>> Begin Given information

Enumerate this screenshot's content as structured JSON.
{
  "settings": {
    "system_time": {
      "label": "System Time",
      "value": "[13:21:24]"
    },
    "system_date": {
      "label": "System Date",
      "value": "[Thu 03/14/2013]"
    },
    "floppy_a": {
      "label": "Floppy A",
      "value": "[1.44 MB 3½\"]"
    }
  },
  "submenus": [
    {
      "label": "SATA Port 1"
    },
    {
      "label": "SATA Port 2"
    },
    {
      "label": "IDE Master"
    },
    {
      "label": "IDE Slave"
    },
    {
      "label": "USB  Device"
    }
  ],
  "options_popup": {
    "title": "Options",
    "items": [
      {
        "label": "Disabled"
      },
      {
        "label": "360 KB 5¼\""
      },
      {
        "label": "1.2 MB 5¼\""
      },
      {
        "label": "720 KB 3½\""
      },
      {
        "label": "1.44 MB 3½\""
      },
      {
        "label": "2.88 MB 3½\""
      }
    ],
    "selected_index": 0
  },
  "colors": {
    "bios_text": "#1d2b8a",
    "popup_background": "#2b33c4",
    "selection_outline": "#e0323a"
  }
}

>> End Given information

▸ **What is required**
Go back to the listing above and please repeat it exactly.

▸ **Exercise result**
Enumerate this screenshot's content as structured JSON.
{
  "settings": {
    "system_time": {
      "label": "System Time",
      "value": "[13:21:24]"
    },
    "system_date": {
      "label": "System Date",
      "value": "[Thu 03/14/2013]"
    },
    "floppy_a": {
      "label": "Floppy A",
      "value": "[1.44 MB 3½\"]"
    }
  },
  "submenus": [
    {
      "label": "SATA Port 1"
    },
    {
      "label": "SATA Port 2"
    },
    {
      "label": "IDE Master"
    },
    {
      "label": "IDE Slave"
    },
    {
      "label": "USB  Device"
    }
  ],
  "options_popup": {
    "title": "Options",
    "items": [
      {
        "label": "Disabled"
      },
      {
        "label": "360 KB 5¼\""
      },
      {
        "label": "1.2 MB 5¼\""
      },
      {
        "label": "720 KB 3½\""
      },
      {
        "label": "1.44 MB 3½\""
      },
      {
        "label": "2.88 MB 3½\""
      }
    ],
    "selected_index": 0
  },
  "colors": {
    "bios_text": "#1d2b8a",
    "popup_background": "#2b33c4",
    "selection_outline": "#e0323a"
  }
}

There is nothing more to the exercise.